▸ SHORT TASK: Take from the listing each line that has the string "arcmin".

— START RECORDS SUPPLIED —

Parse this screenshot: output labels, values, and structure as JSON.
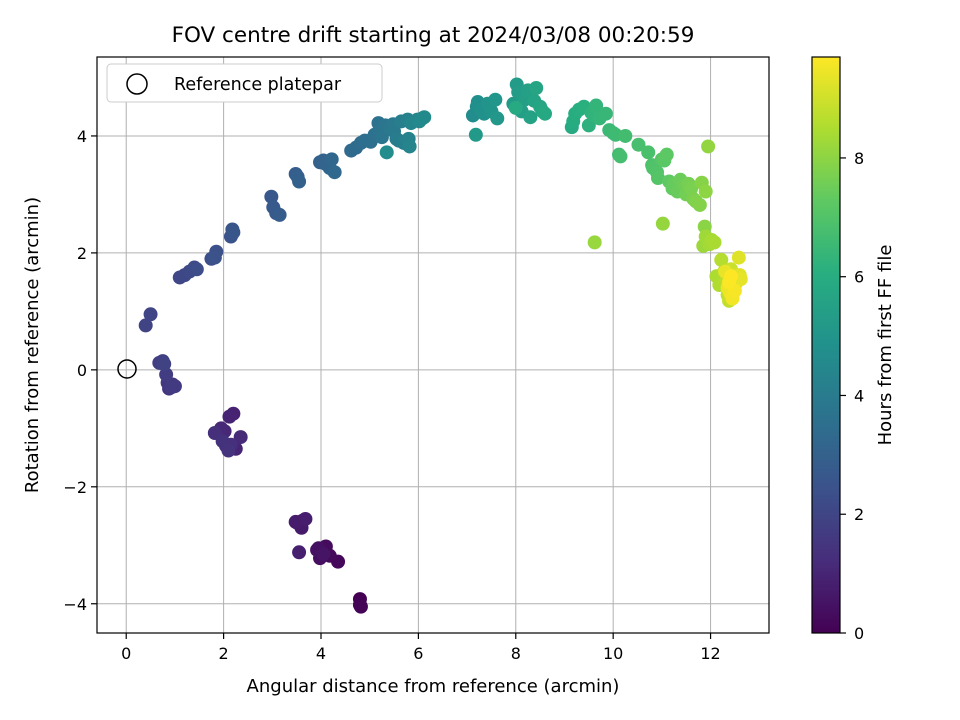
{
  "chart_data": {
    "type": "scatter",
    "title": "FOV centre drift starting at 2024/03/08 00:20:59",
    "xlabel": "Angular distance from reference (arcmin)",
    "ylabel": "Rotation from reference (arcmin)",
    "xlim": [
      -0.6,
      13.2
    ],
    "ylim": [
      -4.5,
      5.35
    ],
    "xticks": [
      "0",
      "2",
      "4",
      "6",
      "8",
      "10",
      "12"
    ],
    "yticks": [
      "−4",
      "−2",
      "0",
      "2",
      "4"
    ],
    "grid": true,
    "legend": {
      "position": "top-left",
      "entries": [
        "Reference platepar"
      ]
    },
    "reference_point": {
      "x": 0,
      "y": 0
    },
    "colorbar": {
      "label": "Hours from first FF file",
      "range": [
        0,
        9.7
      ],
      "ticks": [
        "0",
        "2",
        "4",
        "6",
        "8"
      ],
      "colormap": "viridis"
    },
    "points_x": [
      4.8,
      4.8,
      4.82,
      4.35,
      4.18,
      4.1,
      4.02,
      3.98,
      3.95,
      3.92,
      4.05,
      3.62,
      3.52,
      3.6,
      3.48,
      3.68,
      3.55,
      2.2,
      2.12,
      2.25,
      2.02,
      1.95,
      2.35,
      2.05,
      2.15,
      1.82,
      1.98,
      2.1,
      0.88,
      0.95,
      0.85,
      1.0,
      0.92,
      0.82,
      0.68,
      0.75,
      0.78,
      0.4,
      0.5,
      1.1,
      1.2,
      1.3,
      1.4,
      1.45,
      1.75,
      1.85,
      1.82,
      2.15,
      2.2,
      2.18,
      2.98,
      3.02,
      3.08,
      3.15,
      3.48,
      3.52,
      3.55,
      3.98,
      4.05,
      4.1,
      4.18,
      4.22,
      4.28,
      4.62,
      4.72,
      4.82,
      4.9,
      5.02,
      5.1,
      5.18,
      5.2,
      5.25,
      5.32,
      5.4,
      5.48,
      5.5,
      5.55,
      5.6,
      5.65,
      5.7,
      5.78,
      5.8,
      5.82,
      5.85,
      5.98,
      6.02,
      6.08,
      6.12,
      5.35,
      7.12,
      7.2,
      7.22,
      7.28,
      7.35,
      7.42,
      7.5,
      7.58,
      7.62,
      7.18,
      7.95,
      8.02,
      8.05,
      8.12,
      8.18,
      8.25,
      8.3,
      8.38,
      8.42,
      8.5,
      8.55,
      8.6,
      8.0,
      9.15,
      9.18,
      9.22,
      9.3,
      9.4,
      9.5,
      9.55,
      9.6,
      9.65,
      9.72,
      9.85,
      9.92,
      10.0,
      10.05,
      10.12,
      10.25,
      10.15,
      10.52,
      10.72,
      10.8,
      10.82,
      10.9,
      10.92,
      11.0,
      11.05,
      11.1,
      11.15,
      11.22,
      11.25,
      11.32,
      11.38,
      11.45,
      11.5,
      11.55,
      11.6,
      11.65,
      11.7,
      11.78,
      11.82,
      11.88,
      11.9,
      11.95,
      11.02,
      9.62,
      11.85,
      11.9,
      11.98,
      12.02,
      12.08,
      12.12,
      12.18,
      12.22,
      12.28,
      12.32,
      12.35,
      12.38,
      12.4,
      12.42,
      12.45,
      12.48,
      12.5,
      12.52,
      12.55,
      12.58,
      12.6,
      12.62,
      12.3,
      12.35,
      12.4,
      12.45,
      12.5,
      12.38,
      12.42
    ],
    "points_y": [
      -3.92,
      -4.02,
      -4.05,
      -3.28,
      -3.18,
      -3.02,
      -3.1,
      -3.22,
      -3.05,
      -3.08,
      -3.15,
      -2.58,
      -2.62,
      -2.7,
      -2.6,
      -2.55,
      -3.12,
      -0.75,
      -0.8,
      -1.35,
      -1.05,
      -1.0,
      -1.15,
      -1.3,
      -1.28,
      -1.08,
      -1.22,
      -1.38,
      -0.32,
      -0.25,
      -0.22,
      -0.28,
      -0.3,
      -0.08,
      0.12,
      0.15,
      0.1,
      0.76,
      0.95,
      1.58,
      1.62,
      1.68,
      1.75,
      1.72,
      1.9,
      2.02,
      1.92,
      2.28,
      2.35,
      2.4,
      2.96,
      2.78,
      2.68,
      2.65,
      3.35,
      3.3,
      3.22,
      3.55,
      3.58,
      3.52,
      3.45,
      3.6,
      3.38,
      3.75,
      3.8,
      3.88,
      3.92,
      3.9,
      4.02,
      4.22,
      4.1,
      3.98,
      4.18,
      4.12,
      4.2,
      4.08,
      3.95,
      3.92,
      4.25,
      3.88,
      4.28,
      3.95,
      3.82,
      4.22,
      4.28,
      4.25,
      4.3,
      4.32,
      3.72,
      4.35,
      4.5,
      4.58,
      4.45,
      4.38,
      4.55,
      4.42,
      4.62,
      4.3,
      4.02,
      4.55,
      4.88,
      4.75,
      4.42,
      4.62,
      4.78,
      4.32,
      4.6,
      4.82,
      4.5,
      4.42,
      4.38,
      4.48,
      4.15,
      4.25,
      4.38,
      4.45,
      4.5,
      4.18,
      4.4,
      4.35,
      4.52,
      4.3,
      4.38,
      4.1,
      4.05,
      4.02,
      3.68,
      4.0,
      3.65,
      3.85,
      3.72,
      3.5,
      3.45,
      3.38,
      3.28,
      3.6,
      3.58,
      3.68,
      3.22,
      3.1,
      3.18,
      3.05,
      3.25,
      3.15,
      3.0,
      3.18,
      3.1,
      2.92,
      2.88,
      2.82,
      3.2,
      2.45,
      3.05,
      3.82,
      2.5,
      2.18,
      2.12,
      2.28,
      2.15,
      2.22,
      2.18,
      1.6,
      1.45,
      1.88,
      1.68,
      1.52,
      1.28,
      1.18,
      1.45,
      1.72,
      1.55,
      1.42,
      1.62,
      1.48,
      1.58,
      1.92,
      1.62,
      1.55,
      1.68,
      1.4,
      1.32,
      1.22,
      1.35,
      1.5,
      1.6
    ]
  }
}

— END RECORDS SUPPLIED —

▸ OUTPUT OF THE EXERCISE:
    "xlabel": "Angular distance from reference (arcmin)",
    "ylabel": "Rotation from reference (arcmin)",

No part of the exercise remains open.